In the records below, locate the line containing "What data populates", then output that line and all later lines exactly, through the last one.

┌─ Material shown

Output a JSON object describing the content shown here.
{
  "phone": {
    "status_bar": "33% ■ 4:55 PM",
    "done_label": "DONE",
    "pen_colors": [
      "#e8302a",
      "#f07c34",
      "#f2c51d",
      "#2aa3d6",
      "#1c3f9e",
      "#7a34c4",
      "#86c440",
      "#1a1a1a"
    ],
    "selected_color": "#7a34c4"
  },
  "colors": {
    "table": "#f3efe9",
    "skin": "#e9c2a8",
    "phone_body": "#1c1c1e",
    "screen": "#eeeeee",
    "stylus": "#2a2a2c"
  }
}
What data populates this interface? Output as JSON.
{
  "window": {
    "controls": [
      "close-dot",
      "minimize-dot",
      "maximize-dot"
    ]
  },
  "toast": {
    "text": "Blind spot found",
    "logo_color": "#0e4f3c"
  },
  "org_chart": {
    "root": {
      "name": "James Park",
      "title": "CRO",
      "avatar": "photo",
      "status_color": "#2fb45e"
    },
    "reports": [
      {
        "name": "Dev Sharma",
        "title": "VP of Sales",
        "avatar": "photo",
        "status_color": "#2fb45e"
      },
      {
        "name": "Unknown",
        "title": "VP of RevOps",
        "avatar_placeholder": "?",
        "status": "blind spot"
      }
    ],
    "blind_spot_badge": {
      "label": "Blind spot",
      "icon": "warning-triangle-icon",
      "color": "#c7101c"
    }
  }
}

└─

Solution for this task:
What data populates this interface? Output as JSON.
{
  "window": {
    "controls": [
      "close-dot",
      "minimize-dot",
      "maximize-dot"
    ]
  },
  "toast": {
    "text": "Blind spot found",
    "logo_color": "#0e4f3c"
  },
  "org_chart": {
    "root": {
      "name": "James Park",
      "title": "CRO",
      "avatar": "photo",
      "status_color": "#2fb45e"
    },
    "reports": [
      {
        "name": "Dev Sharma",
        "title": "VP of Sales",
        "avatar": "photo",
        "status_color": "#2fb45e"
      },
      {
        "name": "Unknown",
        "title": "VP of RevOps",
        "avatar_placeholder": "?",
        "status": "blind spot"
      }
    ],
    "blind_spot_badge": {
      "label": "Blind spot",
      "icon": "warning-triangle-icon",
      "color": "#c7101c"
    }
  }
}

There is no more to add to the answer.